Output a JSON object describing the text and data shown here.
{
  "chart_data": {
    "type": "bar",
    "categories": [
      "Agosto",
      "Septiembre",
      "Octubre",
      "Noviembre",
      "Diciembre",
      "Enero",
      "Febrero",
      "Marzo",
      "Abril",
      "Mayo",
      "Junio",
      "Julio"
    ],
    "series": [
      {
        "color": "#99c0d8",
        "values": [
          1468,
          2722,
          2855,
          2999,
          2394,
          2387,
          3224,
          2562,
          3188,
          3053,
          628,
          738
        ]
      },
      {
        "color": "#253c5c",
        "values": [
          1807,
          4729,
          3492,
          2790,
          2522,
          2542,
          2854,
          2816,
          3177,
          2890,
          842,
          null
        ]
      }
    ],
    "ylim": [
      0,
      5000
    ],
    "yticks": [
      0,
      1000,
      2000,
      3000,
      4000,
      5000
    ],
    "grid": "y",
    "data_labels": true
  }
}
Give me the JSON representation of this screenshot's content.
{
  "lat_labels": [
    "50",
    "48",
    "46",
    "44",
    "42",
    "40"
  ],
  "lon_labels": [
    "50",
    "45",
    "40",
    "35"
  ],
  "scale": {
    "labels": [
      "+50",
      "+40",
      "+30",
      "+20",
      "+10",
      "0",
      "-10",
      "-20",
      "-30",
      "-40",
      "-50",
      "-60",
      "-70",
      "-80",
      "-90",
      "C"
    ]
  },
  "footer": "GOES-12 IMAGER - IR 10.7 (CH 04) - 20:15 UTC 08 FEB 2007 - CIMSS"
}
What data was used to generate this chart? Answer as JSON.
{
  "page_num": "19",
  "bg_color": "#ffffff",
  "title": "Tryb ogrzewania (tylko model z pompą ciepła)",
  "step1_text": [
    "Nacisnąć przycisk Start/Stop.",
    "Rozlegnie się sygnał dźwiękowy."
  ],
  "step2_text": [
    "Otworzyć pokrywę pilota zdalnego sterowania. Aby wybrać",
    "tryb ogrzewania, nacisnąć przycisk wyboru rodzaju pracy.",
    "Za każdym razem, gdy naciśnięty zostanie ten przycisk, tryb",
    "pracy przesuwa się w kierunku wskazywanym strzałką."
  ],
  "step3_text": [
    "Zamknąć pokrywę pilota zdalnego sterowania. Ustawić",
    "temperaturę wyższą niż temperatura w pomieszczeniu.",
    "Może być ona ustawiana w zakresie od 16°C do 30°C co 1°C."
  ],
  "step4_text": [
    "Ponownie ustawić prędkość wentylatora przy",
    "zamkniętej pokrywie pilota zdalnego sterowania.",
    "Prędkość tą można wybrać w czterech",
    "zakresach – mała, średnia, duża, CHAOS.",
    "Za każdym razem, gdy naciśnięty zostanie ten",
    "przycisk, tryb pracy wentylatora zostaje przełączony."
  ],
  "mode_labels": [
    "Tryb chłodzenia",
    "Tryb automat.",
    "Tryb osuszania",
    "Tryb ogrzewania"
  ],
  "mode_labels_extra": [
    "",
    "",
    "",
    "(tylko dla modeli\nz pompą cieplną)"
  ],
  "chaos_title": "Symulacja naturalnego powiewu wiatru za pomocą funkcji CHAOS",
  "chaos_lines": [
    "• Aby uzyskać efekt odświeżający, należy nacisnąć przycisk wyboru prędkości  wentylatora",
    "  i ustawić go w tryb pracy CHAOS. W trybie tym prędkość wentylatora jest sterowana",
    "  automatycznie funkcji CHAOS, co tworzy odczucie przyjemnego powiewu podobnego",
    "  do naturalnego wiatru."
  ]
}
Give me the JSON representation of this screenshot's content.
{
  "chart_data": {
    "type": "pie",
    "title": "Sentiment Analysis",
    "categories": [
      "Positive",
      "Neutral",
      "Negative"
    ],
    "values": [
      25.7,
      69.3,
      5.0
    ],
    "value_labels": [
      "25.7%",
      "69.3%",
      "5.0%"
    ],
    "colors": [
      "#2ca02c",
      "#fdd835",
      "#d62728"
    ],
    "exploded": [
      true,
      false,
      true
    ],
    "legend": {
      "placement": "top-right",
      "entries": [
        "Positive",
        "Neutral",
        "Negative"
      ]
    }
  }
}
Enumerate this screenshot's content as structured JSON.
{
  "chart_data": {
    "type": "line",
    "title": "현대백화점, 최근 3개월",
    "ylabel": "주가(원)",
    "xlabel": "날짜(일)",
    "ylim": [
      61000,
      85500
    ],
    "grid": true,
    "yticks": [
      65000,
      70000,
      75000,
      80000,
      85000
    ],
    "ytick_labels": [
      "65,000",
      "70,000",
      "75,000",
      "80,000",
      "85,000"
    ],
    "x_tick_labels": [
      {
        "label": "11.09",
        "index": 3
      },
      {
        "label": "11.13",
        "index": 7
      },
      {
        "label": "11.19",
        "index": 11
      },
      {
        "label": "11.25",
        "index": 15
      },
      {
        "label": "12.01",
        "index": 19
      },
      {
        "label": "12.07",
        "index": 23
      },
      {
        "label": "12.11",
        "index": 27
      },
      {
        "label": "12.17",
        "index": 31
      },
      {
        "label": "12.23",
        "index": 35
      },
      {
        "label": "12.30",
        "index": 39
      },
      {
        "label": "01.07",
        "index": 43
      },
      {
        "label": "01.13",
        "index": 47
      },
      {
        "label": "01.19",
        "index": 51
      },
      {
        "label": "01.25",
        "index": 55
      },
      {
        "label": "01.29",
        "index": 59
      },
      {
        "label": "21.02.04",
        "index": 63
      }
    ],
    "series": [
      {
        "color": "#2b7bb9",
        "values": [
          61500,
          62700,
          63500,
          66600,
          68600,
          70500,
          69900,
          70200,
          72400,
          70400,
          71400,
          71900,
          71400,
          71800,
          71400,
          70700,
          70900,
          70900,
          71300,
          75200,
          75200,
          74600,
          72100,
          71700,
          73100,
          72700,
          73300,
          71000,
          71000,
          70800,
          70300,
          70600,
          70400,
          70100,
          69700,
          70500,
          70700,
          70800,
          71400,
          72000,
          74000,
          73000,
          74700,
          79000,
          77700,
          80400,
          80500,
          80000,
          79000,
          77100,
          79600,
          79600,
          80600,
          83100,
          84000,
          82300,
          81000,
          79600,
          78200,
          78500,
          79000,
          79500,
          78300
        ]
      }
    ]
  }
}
..........
Exercise objective:
Restate the listing in full, word for word.

Solution to the problem:
Output a JSON object describing the text and data shown here.
{
  "chart_data": {
    "type": "bar",
    "categories": [
      "Agosto",
      "Septiembre",
      "Octubre",
      "Noviembre",
      "Diciembre",
      "Enero",
      "Febrero",
      "Marzo",
      "Abril",
      "Mayo",
      "Junio",
      "Julio"
    ],
    "series": [
      {
        "color": "#99c0d8",
        "values": [
          1468,
          2722,
          2855,
          2999,
          2394,
          2387,
          3224,
          2562,
          3188,
          3053,
          628,
          738
        ]
      },
      {
        "color": "#253c5c",
        "values": [
          1807,
          4729,
          3492,
          2790,
          2522,
          2542,
          2854,
          2816,
          3177,
          2890,
          842,
          null
        ]
      }
    ],
    "ylim": [
      0,
      5000
    ],
    "yticks": [
      0,
      1000,
      2000,
      3000,
      4000,
      5000
    ],
    "grid": "y",
    "data_labels": true
  }
}
Give me the JSON representation of this screenshot's content.
{
  "lat_labels": [
    "50",
    "48",
    "46",
    "44",
    "42",
    "40"
  ],
  "lon_labels": [
    "50",
    "45",
    "40",
    "35"
  ],
  "scale": {
    "labels": [
      "+50",
      "+40",
      "+30",
      "+20",
      "+10",
      "0",
      "-10",
      "-20",
      "-30",
      "-40",
      "-50",
      "-60",
      "-70",
      "-80",
      "-90",
      "C"
    ]
  },
  "footer": "GOES-12 IMAGER - IR 10.7 (CH 04) - 20:15 UTC 08 FEB 2007 - CIMSS"
}
What data was used to generate this chart? Answer as JSON.
{
  "page_num": "19",
  "bg_color": "#ffffff",
  "title": "Tryb ogrzewania (tylko model z pompą ciepła)",
  "step1_text": [
    "Nacisnąć przycisk Start/Stop.",
    "Rozlegnie się sygnał dźwiękowy."
  ],
  "step2_text": [
    "Otworzyć pokrywę pilota zdalnego sterowania. Aby wybrać",
    "tryb ogrzewania, nacisnąć przycisk wyboru rodzaju pracy.",
    "Za każdym razem, gdy naciśnięty zostanie ten przycisk, tryb",
    "pracy przesuwa się w kierunku wskazywanym strzałką."
  ],
  "step3_text": [
    "Zamknąć pokrywę pilota zdalnego sterowania. Ustawić",
    "temperaturę wyższą niż temperatura w pomieszczeniu.",
    "Może być ona ustawiana w zakresie od 16°C do 30°C co 1°C."
  ],
  "step4_text": [
    "Ponownie ustawić prędkość wentylatora przy",
    "zamkniętej pokrywie pilota zdalnego sterowania.",
    "Prędkość tą można wybrać w czterech",
    "zakresach – mała, średnia, duża, CHAOS.",
    "Za każdym razem, gdy naciśnięty zostanie ten",
    "przycisk, tryb pracy wentylatora zostaje przełączony."
  ],
  "mode_labels": [
    "Tryb chłodzenia",
    "Tryb automat.",
    "Tryb osuszania",
    "Tryb ogrzewania"
  ],
  "mode_labels_extra": [
    "",
    "",
    "",
    "(tylko dla modeli\nz pompą cieplną)"
  ],
  "chaos_title": "Symulacja naturalnego powiewu wiatru za pomocą funkcji CHAOS",
  "chaos_lines": [
    "• Aby uzyskać efekt odświeżający, należy nacisnąć przycisk wyboru prędkości  wentylatora",
    "  i ustawić go w tryb pracy CHAOS. W trybie tym prędkość wentylatora jest sterowana",
    "  automatycznie funkcji CHAOS, co tworzy odczucie przyjemnego powiewu podobnego",
    "  do naturalnego wiatru."
  ]
}
Give me the JSON representation of this screenshot's content.
{
  "chart_data": {
    "type": "pie",
    "title": "Sentiment Analysis",
    "categories": [
      "Positive",
      "Neutral",
      "Negative"
    ],
    "values": [
      25.7,
      69.3,
      5.0
    ],
    "value_labels": [
      "25.7%",
      "69.3%",
      "5.0%"
    ],
    "colors": [
      "#2ca02c",
      "#fdd835",
      "#d62728"
    ],
    "exploded": [
      true,
      false,
      true
    ],
    "legend": {
      "placement": "top-right",
      "entries": [
        "Positive",
        "Neutral",
        "Negative"
      ]
    }
  }
}
Enumerate this screenshot's content as structured JSON.
{
  "chart_data": {
    "type": "line",
    "title": "현대백화점, 최근 3개월",
    "ylabel": "주가(원)",
    "xlabel": "날짜(일)",
    "ylim": [
      61000,
      85500
    ],
    "grid": true,
    "yticks": [
      65000,
      70000,
      75000,
      80000,
      85000
    ],
    "ytick_labels": [
      "65,000",
      "70,000",
      "75,000",
      "80,000",
      "85,000"
    ],
    "x_tick_labels": [
      {
        "label": "11.09",
        "index": 3
      },
      {
        "label": "11.13",
        "index": 7
      },
      {
        "label": "11.19",
        "index": 11
      },
      {
        "label": "11.25",
        "index": 15
      },
      {
        "label": "12.01",
        "index": 19
      },
      {
        "label": "12.07",
        "index": 23
      },
      {
        "label": "12.11",
        "index": 27
      },
      {
        "label": "12.17",
        "index": 31
      },
      {
        "label": "12.23",
        "index": 35
      },
      {
        "label": "12.30",
        "index": 39
      },
      {
        "label": "01.07",
        "index": 43
      },
      {
        "label": "01.13",
        "index": 47
      },
      {
        "label": "01.19",
        "index": 51
      },
      {
        "label": "01.25",
        "index": 55
      },
      {
        "label": "01.29",
        "index": 59
      },
      {
        "label": "21.02.04",
        "index": 63
      }
    ],
    "series": [
      {
        "color": "#2b7bb9",
        "values": [
          61500,
          62700,
          63500,
          66600,
          68600,
          70500,
          69900,
          70200,
          72400,
          70400,
          71400,
          71900,
          71400,
          71800,
          71400,
          70700,
          70900,
          70900,
          71300,
          75200,
          75200,
          74600,
          72100,
          71700,
          73100,
          72700,
          73300,
          71000,
          71000,
          70800,
          70300,
          70600,
          70400,
          70100,
          69700,
          70500,
          70700,
          70800,
          71400,
          72000,
          74000,
          73000,
          74700,
          79000,
          77700,
          80400,
          80500,
          80000,
          79000,
          77100,
          79600,
          79600,
          80600,
          83100,
          84000,
          82300,
          81000,
          79600,
          78200,
          78500,
          79000,
          79500,
          78300
        ]
      }
    ]
  }
}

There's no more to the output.